Dataset content →

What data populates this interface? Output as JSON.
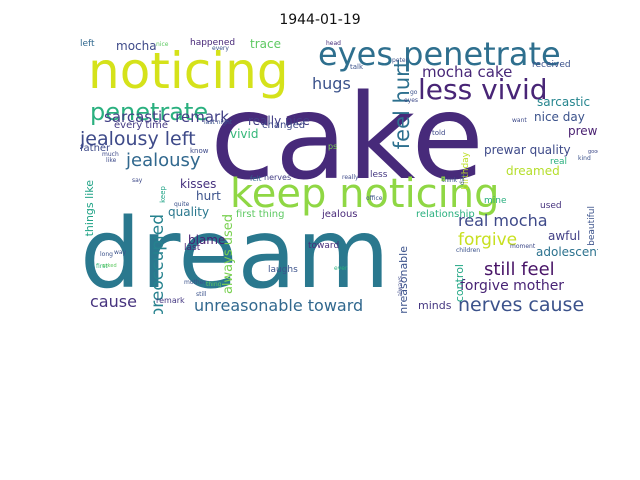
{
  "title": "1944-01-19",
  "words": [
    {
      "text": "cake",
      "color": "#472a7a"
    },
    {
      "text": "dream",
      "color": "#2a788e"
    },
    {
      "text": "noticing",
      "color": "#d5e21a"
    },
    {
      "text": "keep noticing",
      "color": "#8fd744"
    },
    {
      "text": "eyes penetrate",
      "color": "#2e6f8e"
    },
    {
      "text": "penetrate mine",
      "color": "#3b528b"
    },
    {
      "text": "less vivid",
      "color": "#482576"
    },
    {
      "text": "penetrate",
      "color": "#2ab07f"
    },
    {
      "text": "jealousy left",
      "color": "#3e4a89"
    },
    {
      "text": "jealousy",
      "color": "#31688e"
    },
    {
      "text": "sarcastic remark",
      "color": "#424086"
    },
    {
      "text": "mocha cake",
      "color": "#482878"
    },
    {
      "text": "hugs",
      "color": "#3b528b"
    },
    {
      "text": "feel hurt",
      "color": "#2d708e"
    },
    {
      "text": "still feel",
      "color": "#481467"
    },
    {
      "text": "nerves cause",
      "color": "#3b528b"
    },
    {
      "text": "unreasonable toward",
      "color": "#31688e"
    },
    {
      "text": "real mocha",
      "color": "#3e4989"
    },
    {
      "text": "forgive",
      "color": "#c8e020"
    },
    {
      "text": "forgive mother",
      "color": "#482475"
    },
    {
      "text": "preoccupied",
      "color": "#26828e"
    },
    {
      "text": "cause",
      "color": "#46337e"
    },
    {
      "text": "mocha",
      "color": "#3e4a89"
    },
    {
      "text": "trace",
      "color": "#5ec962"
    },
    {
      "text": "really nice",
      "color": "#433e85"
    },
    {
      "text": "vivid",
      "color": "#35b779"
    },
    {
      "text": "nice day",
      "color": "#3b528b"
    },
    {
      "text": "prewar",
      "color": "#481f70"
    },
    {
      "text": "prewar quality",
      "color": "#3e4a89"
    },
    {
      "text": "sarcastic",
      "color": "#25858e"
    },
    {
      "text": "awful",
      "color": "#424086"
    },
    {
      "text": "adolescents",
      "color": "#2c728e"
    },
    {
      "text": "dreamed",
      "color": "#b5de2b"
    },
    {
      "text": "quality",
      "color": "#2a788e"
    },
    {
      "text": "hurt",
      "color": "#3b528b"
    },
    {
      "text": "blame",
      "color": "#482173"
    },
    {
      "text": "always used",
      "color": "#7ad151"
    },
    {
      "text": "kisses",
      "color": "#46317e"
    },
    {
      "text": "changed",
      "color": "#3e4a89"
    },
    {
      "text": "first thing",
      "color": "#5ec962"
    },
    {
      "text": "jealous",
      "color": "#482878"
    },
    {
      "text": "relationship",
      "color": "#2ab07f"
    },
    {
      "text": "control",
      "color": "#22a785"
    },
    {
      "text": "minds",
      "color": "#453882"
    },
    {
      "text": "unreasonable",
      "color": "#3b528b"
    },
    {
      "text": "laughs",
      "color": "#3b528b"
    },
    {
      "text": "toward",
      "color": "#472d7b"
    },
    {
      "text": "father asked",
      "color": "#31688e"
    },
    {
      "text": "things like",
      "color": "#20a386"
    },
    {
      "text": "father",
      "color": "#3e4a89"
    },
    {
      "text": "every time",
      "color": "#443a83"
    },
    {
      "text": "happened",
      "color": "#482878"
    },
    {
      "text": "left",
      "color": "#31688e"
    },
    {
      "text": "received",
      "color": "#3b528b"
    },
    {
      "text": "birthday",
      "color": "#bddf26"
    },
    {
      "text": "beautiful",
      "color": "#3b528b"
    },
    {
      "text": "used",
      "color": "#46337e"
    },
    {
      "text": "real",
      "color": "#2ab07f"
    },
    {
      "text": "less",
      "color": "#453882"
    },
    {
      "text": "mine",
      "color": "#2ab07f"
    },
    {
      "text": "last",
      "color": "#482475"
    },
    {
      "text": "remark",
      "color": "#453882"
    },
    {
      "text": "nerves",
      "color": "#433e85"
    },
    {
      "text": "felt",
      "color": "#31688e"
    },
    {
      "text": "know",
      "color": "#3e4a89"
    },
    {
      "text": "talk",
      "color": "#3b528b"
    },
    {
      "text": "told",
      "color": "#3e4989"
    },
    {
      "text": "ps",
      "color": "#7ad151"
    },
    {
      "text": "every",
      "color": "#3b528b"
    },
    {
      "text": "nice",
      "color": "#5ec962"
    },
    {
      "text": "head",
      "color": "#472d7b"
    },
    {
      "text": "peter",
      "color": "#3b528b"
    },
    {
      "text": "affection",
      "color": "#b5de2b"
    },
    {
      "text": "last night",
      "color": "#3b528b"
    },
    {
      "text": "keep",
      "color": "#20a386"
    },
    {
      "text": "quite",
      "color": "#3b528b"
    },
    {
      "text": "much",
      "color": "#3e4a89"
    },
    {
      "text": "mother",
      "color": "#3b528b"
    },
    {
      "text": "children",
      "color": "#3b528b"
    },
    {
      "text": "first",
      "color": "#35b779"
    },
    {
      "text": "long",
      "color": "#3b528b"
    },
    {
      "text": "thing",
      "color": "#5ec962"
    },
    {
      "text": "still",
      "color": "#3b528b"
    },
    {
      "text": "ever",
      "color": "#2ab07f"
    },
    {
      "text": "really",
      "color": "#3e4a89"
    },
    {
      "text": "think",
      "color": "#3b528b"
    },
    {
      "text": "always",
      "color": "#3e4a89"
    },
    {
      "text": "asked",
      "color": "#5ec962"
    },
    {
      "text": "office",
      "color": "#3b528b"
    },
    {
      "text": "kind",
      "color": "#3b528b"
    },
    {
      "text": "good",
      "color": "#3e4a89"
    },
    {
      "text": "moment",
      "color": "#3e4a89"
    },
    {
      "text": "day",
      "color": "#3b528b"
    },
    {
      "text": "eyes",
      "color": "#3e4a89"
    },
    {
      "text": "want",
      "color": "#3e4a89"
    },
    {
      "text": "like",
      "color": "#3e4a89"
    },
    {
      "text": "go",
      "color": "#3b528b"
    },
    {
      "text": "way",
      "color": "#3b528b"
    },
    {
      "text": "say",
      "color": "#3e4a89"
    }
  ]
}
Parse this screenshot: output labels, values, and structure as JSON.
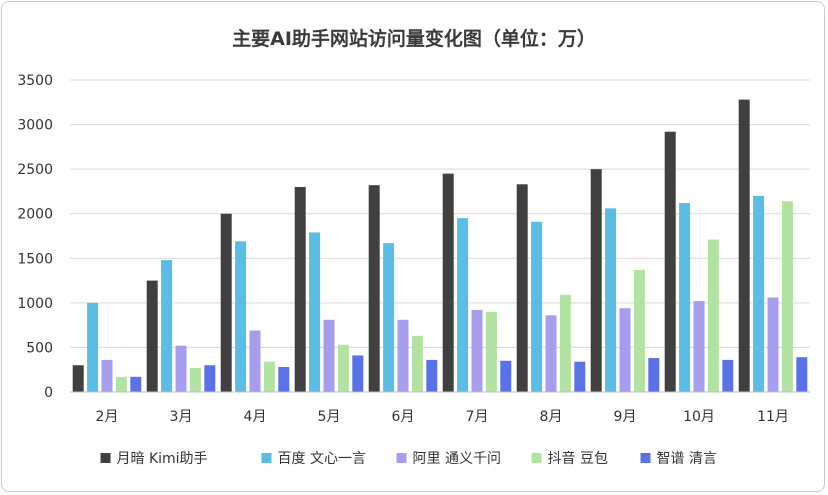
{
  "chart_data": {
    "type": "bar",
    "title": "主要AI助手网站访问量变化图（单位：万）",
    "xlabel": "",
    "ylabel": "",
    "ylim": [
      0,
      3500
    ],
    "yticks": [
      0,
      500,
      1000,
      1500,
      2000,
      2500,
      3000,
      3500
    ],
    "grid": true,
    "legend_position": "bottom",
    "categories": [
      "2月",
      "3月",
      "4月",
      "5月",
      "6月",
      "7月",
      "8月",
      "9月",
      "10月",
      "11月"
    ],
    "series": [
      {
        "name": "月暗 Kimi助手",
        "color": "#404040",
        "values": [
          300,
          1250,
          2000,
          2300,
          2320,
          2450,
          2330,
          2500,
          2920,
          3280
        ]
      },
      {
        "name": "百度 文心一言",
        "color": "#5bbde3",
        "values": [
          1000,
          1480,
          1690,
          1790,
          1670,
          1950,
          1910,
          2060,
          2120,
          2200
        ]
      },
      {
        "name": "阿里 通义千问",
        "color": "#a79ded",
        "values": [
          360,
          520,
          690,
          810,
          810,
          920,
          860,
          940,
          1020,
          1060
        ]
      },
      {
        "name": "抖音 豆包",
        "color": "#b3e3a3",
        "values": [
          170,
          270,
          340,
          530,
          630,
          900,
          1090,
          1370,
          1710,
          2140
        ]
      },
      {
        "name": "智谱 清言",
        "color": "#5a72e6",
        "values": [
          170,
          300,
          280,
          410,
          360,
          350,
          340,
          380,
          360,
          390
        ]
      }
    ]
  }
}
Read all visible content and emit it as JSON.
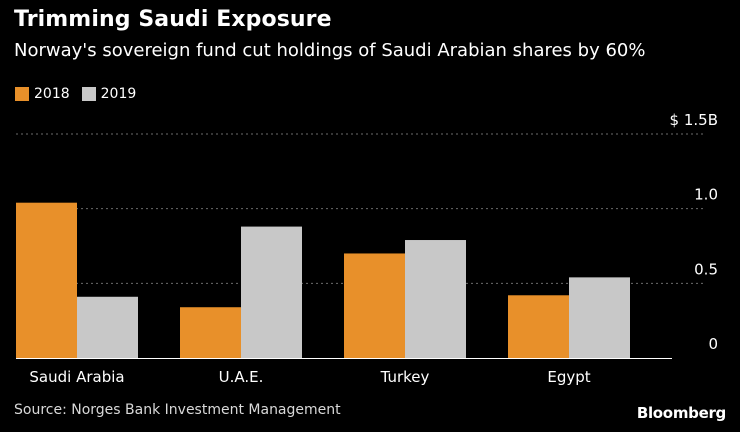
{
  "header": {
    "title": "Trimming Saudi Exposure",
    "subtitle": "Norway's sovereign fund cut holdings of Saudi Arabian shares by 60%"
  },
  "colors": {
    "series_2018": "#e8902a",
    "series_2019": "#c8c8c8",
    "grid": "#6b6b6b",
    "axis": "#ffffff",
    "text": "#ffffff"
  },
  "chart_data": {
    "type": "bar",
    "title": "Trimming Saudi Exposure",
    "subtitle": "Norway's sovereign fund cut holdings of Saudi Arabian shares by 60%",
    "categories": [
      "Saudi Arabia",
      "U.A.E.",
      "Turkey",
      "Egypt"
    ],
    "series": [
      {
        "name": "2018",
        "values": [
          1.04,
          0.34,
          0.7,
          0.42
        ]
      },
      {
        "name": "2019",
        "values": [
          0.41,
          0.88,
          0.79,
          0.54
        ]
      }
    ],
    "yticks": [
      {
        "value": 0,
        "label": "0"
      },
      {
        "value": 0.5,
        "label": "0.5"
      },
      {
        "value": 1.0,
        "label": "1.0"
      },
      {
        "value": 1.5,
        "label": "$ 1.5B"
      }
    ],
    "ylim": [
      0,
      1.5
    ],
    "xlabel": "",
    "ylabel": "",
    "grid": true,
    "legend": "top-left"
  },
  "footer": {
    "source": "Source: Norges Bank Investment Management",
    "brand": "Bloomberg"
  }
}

Work to complete →
Sift through the entries and copy every line with "Saudi".

Response →
    "title": "Trimming Saudi Exposure",
    "subtitle": "Norway's sovereign fund cut holdings of Saudi Arabian shares by 60%"
    "title": "Trimming Saudi Exposure",
    "subtitle": "Norway's sovereign fund cut holdings of Saudi Arabian shares by 60%",
      "Saudi Arabia",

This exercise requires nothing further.